_Exercise objective_.
Every line from the line containing "Extract the structured" through the final line below is to be repeated exactly; no other line is.

_Material for this task_.

◆ ◆ ◆ ◆ ◆ ◆ ◆

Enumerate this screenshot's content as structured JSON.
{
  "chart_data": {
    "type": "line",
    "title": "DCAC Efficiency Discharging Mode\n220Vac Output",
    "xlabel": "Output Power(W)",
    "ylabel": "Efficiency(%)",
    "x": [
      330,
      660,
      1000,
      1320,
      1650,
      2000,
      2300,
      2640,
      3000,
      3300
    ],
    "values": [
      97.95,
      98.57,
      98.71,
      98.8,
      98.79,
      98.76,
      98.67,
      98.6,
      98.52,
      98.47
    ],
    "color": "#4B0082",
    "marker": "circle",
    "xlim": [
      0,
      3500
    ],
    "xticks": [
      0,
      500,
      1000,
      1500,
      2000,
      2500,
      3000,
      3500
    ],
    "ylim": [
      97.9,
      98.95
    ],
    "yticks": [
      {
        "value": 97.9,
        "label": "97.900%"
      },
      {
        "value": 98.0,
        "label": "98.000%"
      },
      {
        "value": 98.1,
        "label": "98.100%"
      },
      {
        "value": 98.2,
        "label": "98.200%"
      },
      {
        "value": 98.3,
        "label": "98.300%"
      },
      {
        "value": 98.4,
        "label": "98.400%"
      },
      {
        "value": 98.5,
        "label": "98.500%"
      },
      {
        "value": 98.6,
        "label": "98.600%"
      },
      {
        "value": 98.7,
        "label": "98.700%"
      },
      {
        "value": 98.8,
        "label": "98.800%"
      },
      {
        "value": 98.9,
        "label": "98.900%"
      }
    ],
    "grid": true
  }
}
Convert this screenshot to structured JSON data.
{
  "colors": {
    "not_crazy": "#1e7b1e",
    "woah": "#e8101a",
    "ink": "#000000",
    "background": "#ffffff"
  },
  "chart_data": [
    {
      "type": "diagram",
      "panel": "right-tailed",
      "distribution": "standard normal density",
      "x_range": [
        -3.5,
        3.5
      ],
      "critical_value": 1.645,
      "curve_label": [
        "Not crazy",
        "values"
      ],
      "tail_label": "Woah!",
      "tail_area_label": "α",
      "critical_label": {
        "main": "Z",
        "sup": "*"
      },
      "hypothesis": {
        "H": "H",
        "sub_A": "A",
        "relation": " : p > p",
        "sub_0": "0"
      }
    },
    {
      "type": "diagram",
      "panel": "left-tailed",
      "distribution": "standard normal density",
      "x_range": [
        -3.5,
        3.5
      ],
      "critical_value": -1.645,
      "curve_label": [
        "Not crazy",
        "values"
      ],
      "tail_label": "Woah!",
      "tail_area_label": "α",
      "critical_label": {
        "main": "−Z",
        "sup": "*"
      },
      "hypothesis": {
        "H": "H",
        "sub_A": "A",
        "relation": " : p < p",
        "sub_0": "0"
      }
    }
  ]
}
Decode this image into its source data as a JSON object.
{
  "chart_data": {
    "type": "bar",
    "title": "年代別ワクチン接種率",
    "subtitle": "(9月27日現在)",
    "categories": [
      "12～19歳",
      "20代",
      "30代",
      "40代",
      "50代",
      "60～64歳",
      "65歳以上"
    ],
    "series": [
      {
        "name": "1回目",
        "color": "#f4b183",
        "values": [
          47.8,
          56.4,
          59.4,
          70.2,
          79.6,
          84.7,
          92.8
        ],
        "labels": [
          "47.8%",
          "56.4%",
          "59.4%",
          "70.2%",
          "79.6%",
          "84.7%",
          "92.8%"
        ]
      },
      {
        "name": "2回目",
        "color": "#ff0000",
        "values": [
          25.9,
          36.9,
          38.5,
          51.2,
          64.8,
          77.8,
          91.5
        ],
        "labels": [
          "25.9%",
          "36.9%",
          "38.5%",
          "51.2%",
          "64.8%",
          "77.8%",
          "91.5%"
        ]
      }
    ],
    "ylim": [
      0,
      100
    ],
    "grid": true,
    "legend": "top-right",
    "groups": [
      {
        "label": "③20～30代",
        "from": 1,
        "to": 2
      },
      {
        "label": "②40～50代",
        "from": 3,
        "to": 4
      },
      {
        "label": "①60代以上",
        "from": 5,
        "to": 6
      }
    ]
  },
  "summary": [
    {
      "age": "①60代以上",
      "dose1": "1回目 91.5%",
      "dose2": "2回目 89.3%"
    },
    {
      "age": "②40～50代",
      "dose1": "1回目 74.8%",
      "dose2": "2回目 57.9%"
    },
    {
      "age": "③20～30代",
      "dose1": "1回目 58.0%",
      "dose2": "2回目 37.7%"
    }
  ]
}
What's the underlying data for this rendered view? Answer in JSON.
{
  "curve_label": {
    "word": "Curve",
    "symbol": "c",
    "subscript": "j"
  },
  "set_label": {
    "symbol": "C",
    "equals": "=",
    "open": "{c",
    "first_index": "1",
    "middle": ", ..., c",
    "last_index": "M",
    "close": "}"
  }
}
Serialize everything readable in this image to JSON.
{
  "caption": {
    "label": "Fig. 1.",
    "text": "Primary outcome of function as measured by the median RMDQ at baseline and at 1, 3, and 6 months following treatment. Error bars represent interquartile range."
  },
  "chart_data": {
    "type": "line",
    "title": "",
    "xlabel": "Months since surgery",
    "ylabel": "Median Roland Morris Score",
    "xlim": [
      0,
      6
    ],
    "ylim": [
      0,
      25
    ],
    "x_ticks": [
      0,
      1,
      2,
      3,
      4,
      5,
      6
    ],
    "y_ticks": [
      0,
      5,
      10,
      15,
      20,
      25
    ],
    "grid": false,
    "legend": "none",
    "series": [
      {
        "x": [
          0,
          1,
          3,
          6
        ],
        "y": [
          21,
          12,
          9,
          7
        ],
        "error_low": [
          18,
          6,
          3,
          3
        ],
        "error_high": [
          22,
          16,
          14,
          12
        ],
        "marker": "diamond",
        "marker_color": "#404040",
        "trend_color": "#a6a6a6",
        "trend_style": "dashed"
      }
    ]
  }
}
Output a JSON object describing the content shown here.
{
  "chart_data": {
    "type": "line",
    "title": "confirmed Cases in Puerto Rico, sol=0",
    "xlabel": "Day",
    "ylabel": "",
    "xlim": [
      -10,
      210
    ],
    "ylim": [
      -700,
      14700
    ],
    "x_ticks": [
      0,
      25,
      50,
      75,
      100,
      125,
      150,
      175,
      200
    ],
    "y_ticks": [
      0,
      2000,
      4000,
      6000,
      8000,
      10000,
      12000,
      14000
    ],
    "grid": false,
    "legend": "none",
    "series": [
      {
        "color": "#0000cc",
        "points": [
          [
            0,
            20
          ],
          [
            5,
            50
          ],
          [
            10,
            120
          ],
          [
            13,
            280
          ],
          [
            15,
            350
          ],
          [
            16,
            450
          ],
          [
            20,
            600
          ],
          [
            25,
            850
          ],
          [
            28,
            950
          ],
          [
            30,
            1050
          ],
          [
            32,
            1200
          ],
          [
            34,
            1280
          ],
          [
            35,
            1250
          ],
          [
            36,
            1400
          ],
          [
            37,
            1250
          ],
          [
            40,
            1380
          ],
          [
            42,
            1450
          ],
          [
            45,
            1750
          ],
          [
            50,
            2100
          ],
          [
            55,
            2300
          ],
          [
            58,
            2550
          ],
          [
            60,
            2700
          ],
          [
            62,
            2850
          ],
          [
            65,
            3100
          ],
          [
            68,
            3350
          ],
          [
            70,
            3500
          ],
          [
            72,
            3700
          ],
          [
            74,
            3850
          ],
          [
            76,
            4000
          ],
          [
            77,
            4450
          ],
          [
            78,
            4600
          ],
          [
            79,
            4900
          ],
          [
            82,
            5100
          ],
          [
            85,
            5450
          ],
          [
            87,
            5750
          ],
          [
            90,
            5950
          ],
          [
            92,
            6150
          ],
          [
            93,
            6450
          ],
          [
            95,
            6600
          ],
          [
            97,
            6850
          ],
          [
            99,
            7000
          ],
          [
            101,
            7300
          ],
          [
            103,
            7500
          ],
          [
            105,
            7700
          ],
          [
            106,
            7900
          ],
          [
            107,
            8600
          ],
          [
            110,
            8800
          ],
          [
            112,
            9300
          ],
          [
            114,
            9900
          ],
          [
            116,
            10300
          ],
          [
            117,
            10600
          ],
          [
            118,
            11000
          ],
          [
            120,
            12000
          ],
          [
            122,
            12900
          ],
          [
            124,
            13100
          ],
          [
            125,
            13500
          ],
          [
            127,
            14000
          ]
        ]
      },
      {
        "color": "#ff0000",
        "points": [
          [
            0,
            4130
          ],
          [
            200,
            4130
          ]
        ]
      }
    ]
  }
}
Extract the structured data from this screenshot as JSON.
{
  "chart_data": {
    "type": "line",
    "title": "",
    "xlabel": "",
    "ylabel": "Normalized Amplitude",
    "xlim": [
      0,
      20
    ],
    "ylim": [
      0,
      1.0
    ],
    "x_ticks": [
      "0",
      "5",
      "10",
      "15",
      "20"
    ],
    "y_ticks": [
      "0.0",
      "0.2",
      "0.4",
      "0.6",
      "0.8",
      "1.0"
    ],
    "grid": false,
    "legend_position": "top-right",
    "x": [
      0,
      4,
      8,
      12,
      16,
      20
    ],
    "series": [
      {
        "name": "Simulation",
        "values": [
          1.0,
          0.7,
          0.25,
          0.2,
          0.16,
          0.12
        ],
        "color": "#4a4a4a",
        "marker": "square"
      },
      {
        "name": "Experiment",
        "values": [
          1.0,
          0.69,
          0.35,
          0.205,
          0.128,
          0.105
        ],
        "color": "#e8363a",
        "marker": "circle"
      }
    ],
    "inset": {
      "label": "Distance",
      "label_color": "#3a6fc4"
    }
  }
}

◆ ◆ ◆ ◆ ◆ ◆ ◆

_Completed exercise_.
Extract the structured data from this screenshot as JSON.
{
  "chart_data": {
    "type": "line",
    "title": "",
    "xlabel": "",
    "ylabel": "Normalized Amplitude",
    "xlim": [
      0,
      20
    ],
    "ylim": [
      0,
      1.0
    ],
    "x_ticks": [
      "0",
      "5",
      "10",
      "15",
      "20"
    ],
    "y_ticks": [
      "0.0",
      "0.2",
      "0.4",
      "0.6",
      "0.8",
      "1.0"
    ],
    "grid": false,
    "legend_position": "top-right",
    "x": [
      0,
      4,
      8,
      12,
      16,
      20
    ],
    "series": [
      {
        "name": "Simulation",
        "values": [
          1.0,
          0.7,
          0.25,
          0.2,
          0.16,
          0.12
        ],
        "color": "#4a4a4a",
        "marker": "square"
      },
      {
        "name": "Experiment",
        "values": [
          1.0,
          0.69,
          0.35,
          0.205,
          0.128,
          0.105
        ],
        "color": "#e8363a",
        "marker": "circle"
      }
    ],
    "inset": {
      "label": "Distance",
      "label_color": "#3a6fc4"
    }
  }
}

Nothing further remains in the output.